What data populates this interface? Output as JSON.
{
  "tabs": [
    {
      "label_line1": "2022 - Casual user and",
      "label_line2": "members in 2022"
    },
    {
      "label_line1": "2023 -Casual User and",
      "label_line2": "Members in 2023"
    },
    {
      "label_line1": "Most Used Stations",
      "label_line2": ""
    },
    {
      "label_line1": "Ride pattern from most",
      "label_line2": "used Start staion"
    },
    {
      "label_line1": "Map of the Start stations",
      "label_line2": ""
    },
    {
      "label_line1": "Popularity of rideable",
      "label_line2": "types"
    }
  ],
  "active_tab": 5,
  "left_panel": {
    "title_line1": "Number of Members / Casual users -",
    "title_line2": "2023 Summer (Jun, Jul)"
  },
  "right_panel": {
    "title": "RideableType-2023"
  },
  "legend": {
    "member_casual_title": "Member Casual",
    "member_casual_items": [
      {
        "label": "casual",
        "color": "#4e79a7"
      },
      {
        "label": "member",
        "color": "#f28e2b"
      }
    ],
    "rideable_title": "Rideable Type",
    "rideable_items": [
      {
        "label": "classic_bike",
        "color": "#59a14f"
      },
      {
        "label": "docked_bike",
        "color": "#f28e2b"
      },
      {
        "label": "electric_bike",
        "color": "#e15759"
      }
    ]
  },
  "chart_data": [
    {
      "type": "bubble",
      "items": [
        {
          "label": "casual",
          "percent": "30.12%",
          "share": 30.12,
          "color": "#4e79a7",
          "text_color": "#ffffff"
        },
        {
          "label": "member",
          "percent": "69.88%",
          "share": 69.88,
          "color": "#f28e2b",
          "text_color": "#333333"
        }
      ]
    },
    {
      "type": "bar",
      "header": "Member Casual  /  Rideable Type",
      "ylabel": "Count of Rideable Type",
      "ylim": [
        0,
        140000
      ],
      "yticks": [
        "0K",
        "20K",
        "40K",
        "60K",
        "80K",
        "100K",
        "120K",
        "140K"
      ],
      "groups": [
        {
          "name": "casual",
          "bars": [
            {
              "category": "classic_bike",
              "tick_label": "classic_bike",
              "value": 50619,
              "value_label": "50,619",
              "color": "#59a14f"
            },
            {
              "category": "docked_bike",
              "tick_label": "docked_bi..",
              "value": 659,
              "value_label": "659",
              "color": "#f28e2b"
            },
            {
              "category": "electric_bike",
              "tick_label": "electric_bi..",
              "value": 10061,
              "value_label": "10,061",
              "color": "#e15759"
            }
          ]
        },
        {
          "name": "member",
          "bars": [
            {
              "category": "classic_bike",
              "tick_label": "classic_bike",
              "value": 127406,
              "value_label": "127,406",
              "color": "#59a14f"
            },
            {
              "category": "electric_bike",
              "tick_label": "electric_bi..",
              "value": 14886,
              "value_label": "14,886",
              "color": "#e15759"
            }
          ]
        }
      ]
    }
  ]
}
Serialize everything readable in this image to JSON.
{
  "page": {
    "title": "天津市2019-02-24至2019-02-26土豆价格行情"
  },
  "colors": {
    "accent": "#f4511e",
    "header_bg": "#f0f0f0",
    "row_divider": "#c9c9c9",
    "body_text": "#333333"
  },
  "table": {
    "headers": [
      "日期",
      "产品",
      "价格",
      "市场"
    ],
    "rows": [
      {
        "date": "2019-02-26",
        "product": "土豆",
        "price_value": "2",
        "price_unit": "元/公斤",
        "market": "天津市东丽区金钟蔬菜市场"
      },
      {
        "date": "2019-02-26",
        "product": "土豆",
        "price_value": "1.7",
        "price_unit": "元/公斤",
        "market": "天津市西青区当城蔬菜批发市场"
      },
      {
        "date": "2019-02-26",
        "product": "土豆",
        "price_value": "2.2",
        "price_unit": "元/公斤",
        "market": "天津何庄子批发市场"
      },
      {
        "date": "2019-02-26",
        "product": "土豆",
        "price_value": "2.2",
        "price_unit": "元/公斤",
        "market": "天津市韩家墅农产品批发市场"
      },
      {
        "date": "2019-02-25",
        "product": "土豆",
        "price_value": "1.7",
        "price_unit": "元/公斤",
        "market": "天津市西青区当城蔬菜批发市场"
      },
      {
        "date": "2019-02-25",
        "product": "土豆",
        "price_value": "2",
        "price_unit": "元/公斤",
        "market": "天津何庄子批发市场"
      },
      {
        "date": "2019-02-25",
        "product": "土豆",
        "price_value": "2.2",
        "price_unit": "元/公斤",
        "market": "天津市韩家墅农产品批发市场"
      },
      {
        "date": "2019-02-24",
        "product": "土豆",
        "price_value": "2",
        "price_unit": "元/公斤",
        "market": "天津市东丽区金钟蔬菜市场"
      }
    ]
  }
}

= Problem description =
Return each line of the records above exactly as it reads.

= Solution for this problem =
What data populates this interface? Output as JSON.
{
  "tabs": [
    {
      "label_line1": "2022 - Casual user and",
      "label_line2": "members in 2022"
    },
    {
      "label_line1": "2023 -Casual User and",
      "label_line2": "Members in 2023"
    },
    {
      "label_line1": "Most Used Stations",
      "label_line2": ""
    },
    {
      "label_line1": "Ride pattern from most",
      "label_line2": "used Start staion"
    },
    {
      "label_line1": "Map of the Start stations",
      "label_line2": ""
    },
    {
      "label_line1": "Popularity of rideable",
      "label_line2": "types"
    }
  ],
  "active_tab": 5,
  "left_panel": {
    "title_line1": "Number of Members / Casual users -",
    "title_line2": "2023 Summer (Jun, Jul)"
  },
  "right_panel": {
    "title": "RideableType-2023"
  },
  "legend": {
    "member_casual_title": "Member Casual",
    "member_casual_items": [
      {
        "label": "casual",
        "color": "#4e79a7"
      },
      {
        "label": "member",
        "color": "#f28e2b"
      }
    ],
    "rideable_title": "Rideable Type",
    "rideable_items": [
      {
        "label": "classic_bike",
        "color": "#59a14f"
      },
      {
        "label": "docked_bike",
        "color": "#f28e2b"
      },
      {
        "label": "electric_bike",
        "color": "#e15759"
      }
    ]
  },
  "chart_data": [
    {
      "type": "bubble",
      "items": [
        {
          "label": "casual",
          "percent": "30.12%",
          "share": 30.12,
          "color": "#4e79a7",
          "text_color": "#ffffff"
        },
        {
          "label": "member",
          "percent": "69.88%",
          "share": 69.88,
          "color": "#f28e2b",
          "text_color": "#333333"
        }
      ]
    },
    {
      "type": "bar",
      "header": "Member Casual  /  Rideable Type",
      "ylabel": "Count of Rideable Type",
      "ylim": [
        0,
        140000
      ],
      "yticks": [
        "0K",
        "20K",
        "40K",
        "60K",
        "80K",
        "100K",
        "120K",
        "140K"
      ],
      "groups": [
        {
          "name": "casual",
          "bars": [
            {
              "category": "classic_bike",
              "tick_label": "classic_bike",
              "value": 50619,
              "value_label": "50,619",
              "color": "#59a14f"
            },
            {
              "category": "docked_bike",
              "tick_label": "docked_bi..",
              "value": 659,
              "value_label": "659",
              "color": "#f28e2b"
            },
            {
              "category": "electric_bike",
              "tick_label": "electric_bi..",
              "value": 10061,
              "value_label": "10,061",
              "color": "#e15759"
            }
          ]
        },
        {
          "name": "member",
          "bars": [
            {
              "category": "classic_bike",
              "tick_label": "classic_bike",
              "value": 127406,
              "value_label": "127,406",
              "color": "#59a14f"
            },
            {
              "category": "electric_bike",
              "tick_label": "electric_bi..",
              "value": 14886,
              "value_label": "14,886",
              "color": "#e15759"
            }
          ]
        }
      ]
    }
  ]
}
Serialize everything readable in this image to JSON.
{
  "page": {
    "title": "天津市2019-02-24至2019-02-26土豆价格行情"
  },
  "colors": {
    "accent": "#f4511e",
    "header_bg": "#f0f0f0",
    "row_divider": "#c9c9c9",
    "body_text": "#333333"
  },
  "table": {
    "headers": [
      "日期",
      "产品",
      "价格",
      "市场"
    ],
    "rows": [
      {
        "date": "2019-02-26",
        "product": "土豆",
        "price_value": "2",
        "price_unit": "元/公斤",
        "market": "天津市东丽区金钟蔬菜市场"
      },
      {
        "date": "2019-02-26",
        "product": "土豆",
        "price_value": "1.7",
        "price_unit": "元/公斤",
        "market": "天津市西青区当城蔬菜批发市场"
      },
      {
        "date": "2019-02-26",
        "product": "土豆",
        "price_value": "2.2",
        "price_unit": "元/公斤",
        "market": "天津何庄子批发市场"
      },
      {
        "date": "2019-02-26",
        "product": "土豆",
        "price_value": "2.2",
        "price_unit": "元/公斤",
        "market": "天津市韩家墅农产品批发市场"
      },
      {
        "date": "2019-02-25",
        "product": "土豆",
        "price_value": "1.7",
        "price_unit": "元/公斤",
        "market": "天津市西青区当城蔬菜批发市场"
      },
      {
        "date": "2019-02-25",
        "product": "土豆",
        "price_value": "2",
        "price_unit": "元/公斤",
        "market": "天津何庄子批发市场"
      },
      {
        "date": "2019-02-25",
        "product": "土豆",
        "price_value": "2.2",
        "price_unit": "元/公斤",
        "market": "天津市韩家墅农产品批发市场"
      },
      {
        "date": "2019-02-24",
        "product": "土豆",
        "price_value": "2",
        "price_unit": "元/公斤",
        "market": "天津市东丽区金钟蔬菜市场"
      }
    ]
  }
}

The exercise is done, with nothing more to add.